* _Work required_: Below is a listing to transcribe in full and exactly; keep the pictures out.

-- Start Information provided --

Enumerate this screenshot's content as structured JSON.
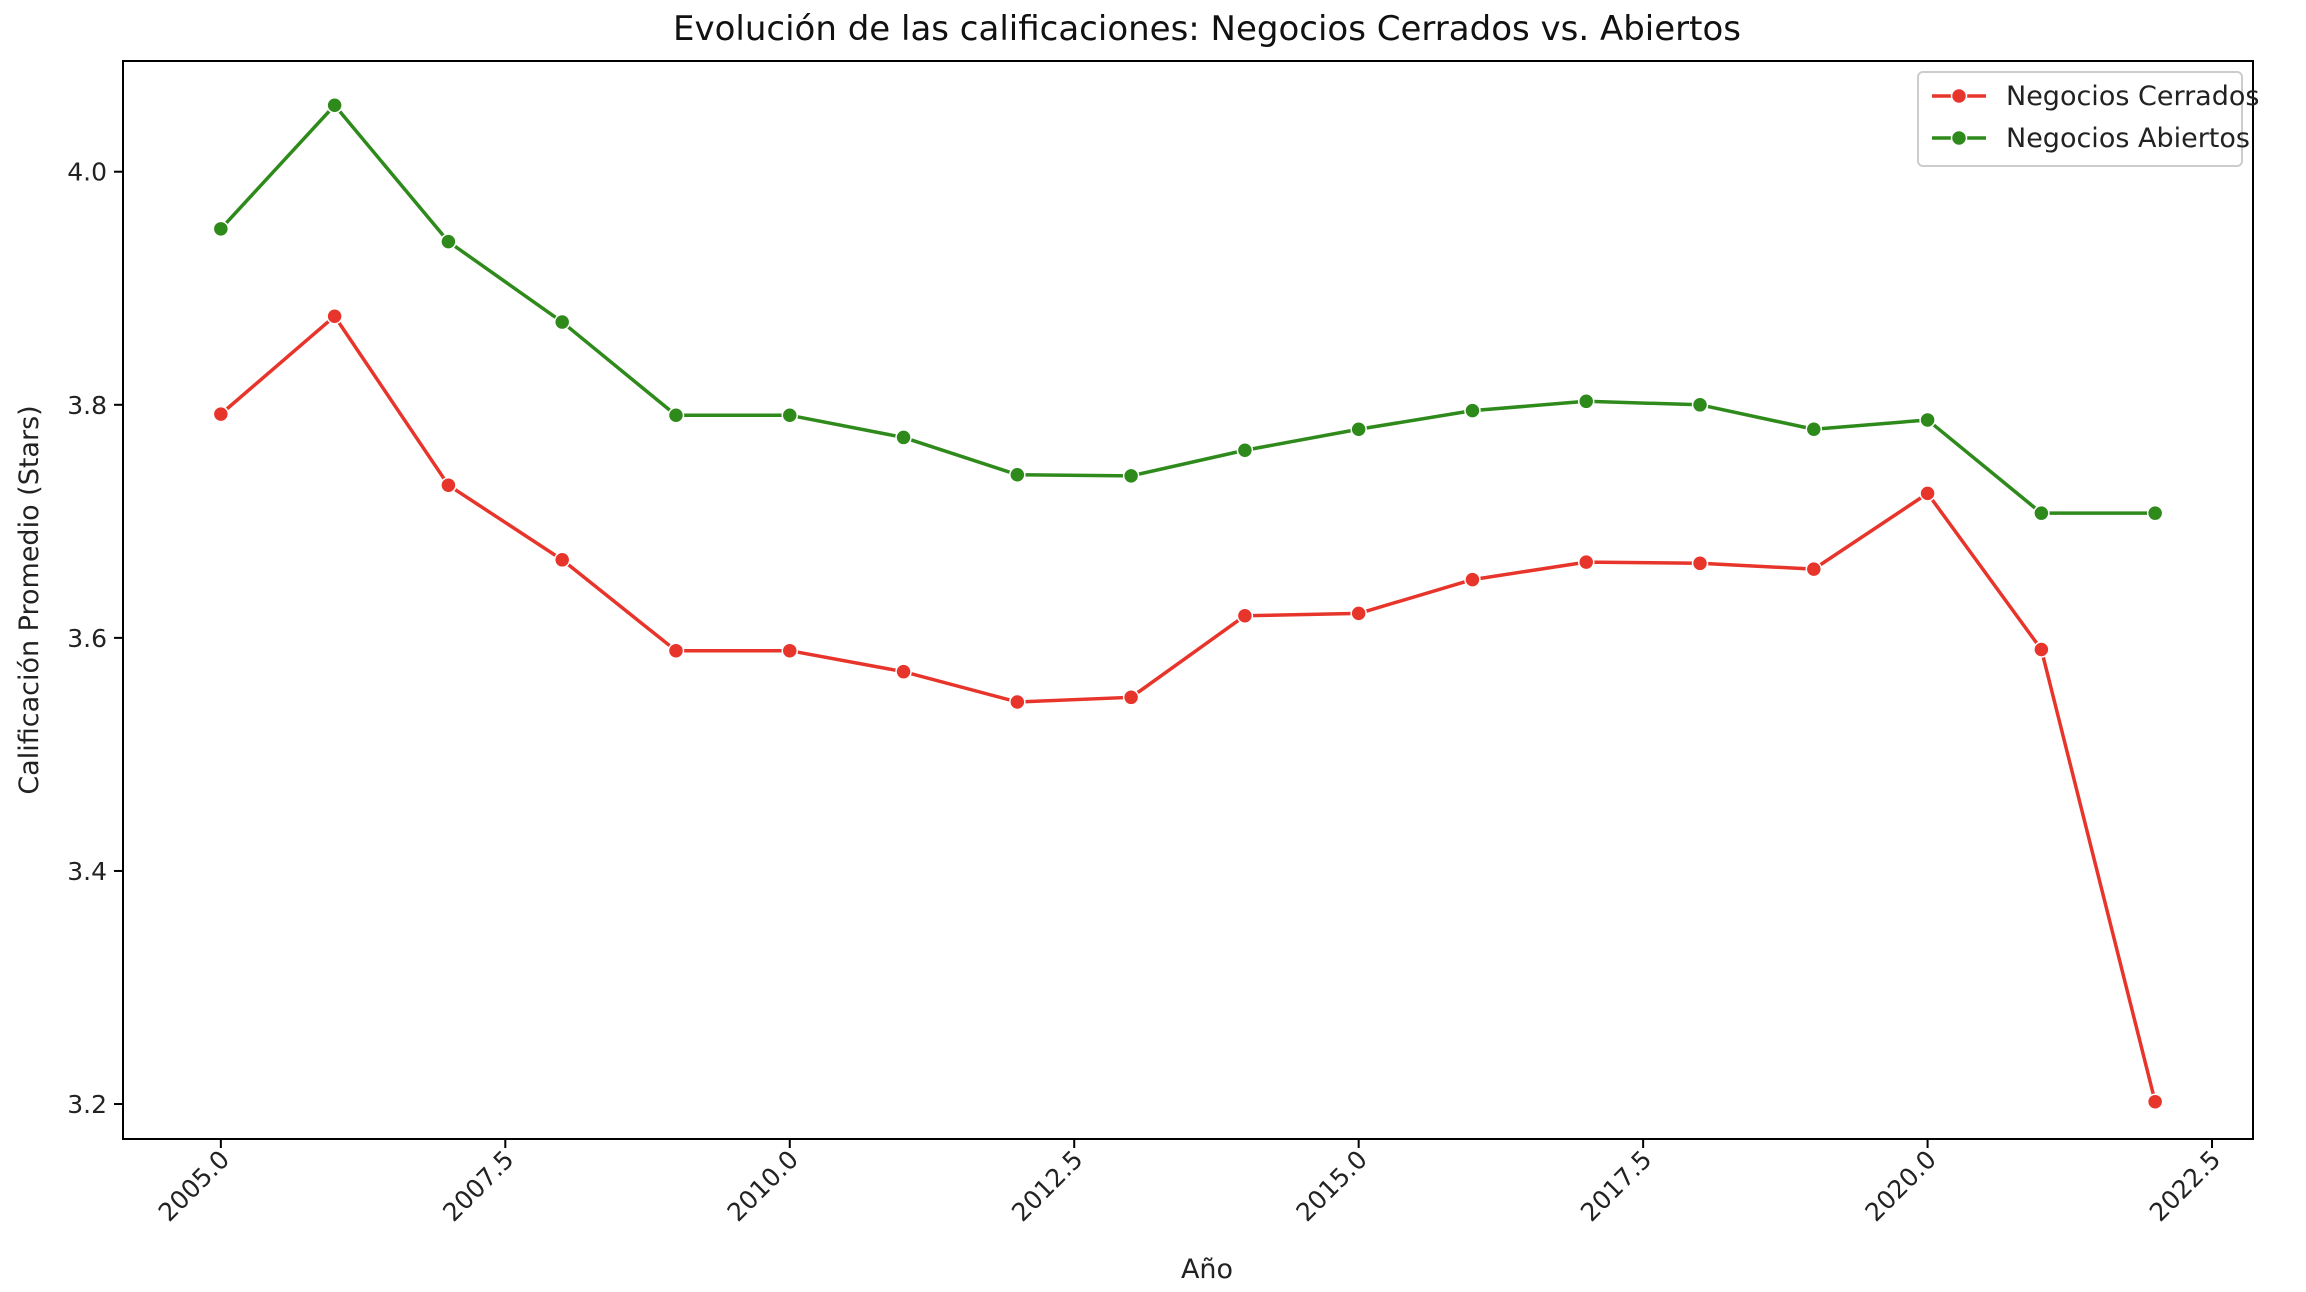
{
  "chart_data": {
    "type": "line",
    "title": "Evolución de las calificaciones: Negocios Cerrados vs. Abiertos",
    "xlabel": "Año",
    "ylabel": "Calificación Promedio (Stars)",
    "xlim": [
      2004.14,
      2022.86
    ],
    "ylim": [
      3.17,
      4.095
    ],
    "xticks": [
      "2005.0",
      "2007.5",
      "2010.0",
      "2012.5",
      "2015.0",
      "2017.5",
      "2020.0",
      "2022.5"
    ],
    "yticks": [
      "3.2",
      "3.4",
      "3.6",
      "3.8",
      "4.0"
    ],
    "grid": false,
    "legend_position": "upper right",
    "x": [
      2005,
      2006,
      2007,
      2008,
      2009,
      2010,
      2011,
      2012,
      2013,
      2014,
      2015,
      2016,
      2017,
      2018,
      2019,
      2020,
      2021,
      2022
    ],
    "series": [
      {
        "name": "Negocios Cerrados",
        "color": "#e8352b",
        "values": [
          3.792,
          3.876,
          3.731,
          3.667,
          3.589,
          3.589,
          3.571,
          3.545,
          3.549,
          3.619,
          3.621,
          3.65,
          3.665,
          3.664,
          3.659,
          3.724,
          3.59,
          3.202
        ]
      },
      {
        "name": "Negocios Abiertos",
        "color": "#2f8a1c",
        "values": [
          3.951,
          4.057,
          3.94,
          3.871,
          3.791,
          3.791,
          3.772,
          3.74,
          3.739,
          3.761,
          3.779,
          3.795,
          3.803,
          3.8,
          3.779,
          3.787,
          3.707,
          3.707
        ]
      }
    ]
  }
}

-- End Information provided --

* _Complete answer_:
Enumerate this screenshot's content as structured JSON.
{
  "chart_data": {
    "type": "line",
    "title": "Evolución de las calificaciones: Negocios Cerrados vs. Abiertos",
    "xlabel": "Año",
    "ylabel": "Calificación Promedio (Stars)",
    "xlim": [
      2004.14,
      2022.86
    ],
    "ylim": [
      3.17,
      4.095
    ],
    "xticks": [
      "2005.0",
      "2007.5",
      "2010.0",
      "2012.5",
      "2015.0",
      "2017.5",
      "2020.0",
      "2022.5"
    ],
    "yticks": [
      "3.2",
      "3.4",
      "3.6",
      "3.8",
      "4.0"
    ],
    "grid": false,
    "legend_position": "upper right",
    "x": [
      2005,
      2006,
      2007,
      2008,
      2009,
      2010,
      2011,
      2012,
      2013,
      2014,
      2015,
      2016,
      2017,
      2018,
      2019,
      2020,
      2021,
      2022
    ],
    "series": [
      {
        "name": "Negocios Cerrados",
        "color": "#e8352b",
        "values": [
          3.792,
          3.876,
          3.731,
          3.667,
          3.589,
          3.589,
          3.571,
          3.545,
          3.549,
          3.619,
          3.621,
          3.65,
          3.665,
          3.664,
          3.659,
          3.724,
          3.59,
          3.202
        ]
      },
      {
        "name": "Negocios Abiertos",
        "color": "#2f8a1c",
        "values": [
          3.951,
          4.057,
          3.94,
          3.871,
          3.791,
          3.791,
          3.772,
          3.74,
          3.739,
          3.761,
          3.779,
          3.795,
          3.803,
          3.8,
          3.779,
          3.787,
          3.707,
          3.707
        ]
      }
    ]
  }
}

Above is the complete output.